Your task:
Only the pictures stay out; every record is to be quoted exactly.
— begin Input rows —
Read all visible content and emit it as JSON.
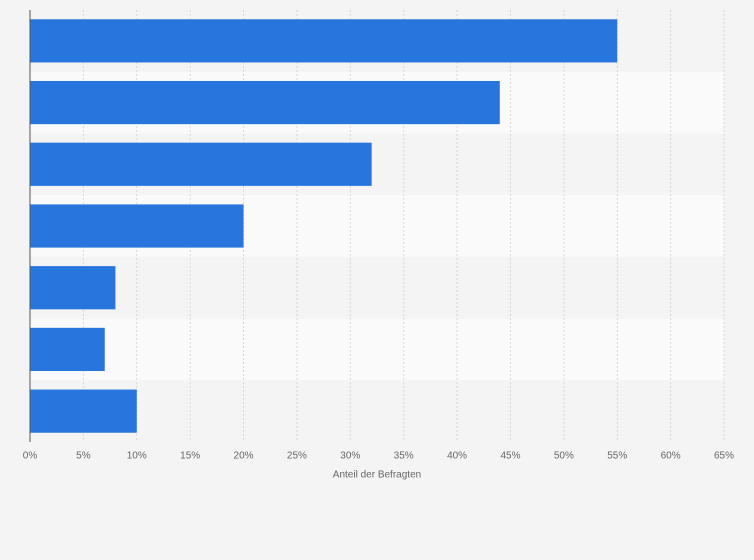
{
  "chart_data": {
    "type": "barh",
    "xlabel": "Anteil der Befragten",
    "categories": [
      null,
      null,
      null,
      null,
      null,
      null,
      null
    ],
    "values": [
      55,
      44,
      32,
      20,
      8,
      7,
      10
    ],
    "color": "#2876dd",
    "xlim": [
      0,
      65
    ],
    "xticks": [
      {
        "value": 0,
        "label": "0%"
      },
      {
        "value": 5,
        "label": "5%"
      },
      {
        "value": 10,
        "label": "10%"
      },
      {
        "value": 15,
        "label": "15%"
      },
      {
        "value": 20,
        "label": "20%"
      },
      {
        "value": 25,
        "label": "25%"
      },
      {
        "value": 30,
        "label": "30%"
      },
      {
        "value": 35,
        "label": "35%"
      },
      {
        "value": 40,
        "label": "40%"
      },
      {
        "value": 45,
        "label": "45%"
      },
      {
        "value": 50,
        "label": "50%"
      },
      {
        "value": 55,
        "label": "55%"
      },
      {
        "value": 60,
        "label": "60%"
      },
      {
        "value": 65,
        "label": "65%"
      }
    ],
    "grid": true
  }
}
— end Input rows —
Solution to this problem:
Read all visible content and emit it as JSON.
{
  "chart_data": {
    "type": "barh",
    "xlabel": "Anteil der Befragten",
    "categories": [
      null,
      null,
      null,
      null,
      null,
      null,
      null
    ],
    "values": [
      55,
      44,
      32,
      20,
      8,
      7,
      10
    ],
    "color": "#2876dd",
    "xlim": [
      0,
      65
    ],
    "xticks": [
      {
        "value": 0,
        "label": "0%"
      },
      {
        "value": 5,
        "label": "5%"
      },
      {
        "value": 10,
        "label": "10%"
      },
      {
        "value": 15,
        "label": "15%"
      },
      {
        "value": 20,
        "label": "20%"
      },
      {
        "value": 25,
        "label": "25%"
      },
      {
        "value": 30,
        "label": "30%"
      },
      {
        "value": 35,
        "label": "35%"
      },
      {
        "value": 40,
        "label": "40%"
      },
      {
        "value": 45,
        "label": "45%"
      },
      {
        "value": 50,
        "label": "50%"
      },
      {
        "value": 55,
        "label": "55%"
      },
      {
        "value": 60,
        "label": "60%"
      },
      {
        "value": 65,
        "label": "65%"
      }
    ],
    "grid": true
  }
}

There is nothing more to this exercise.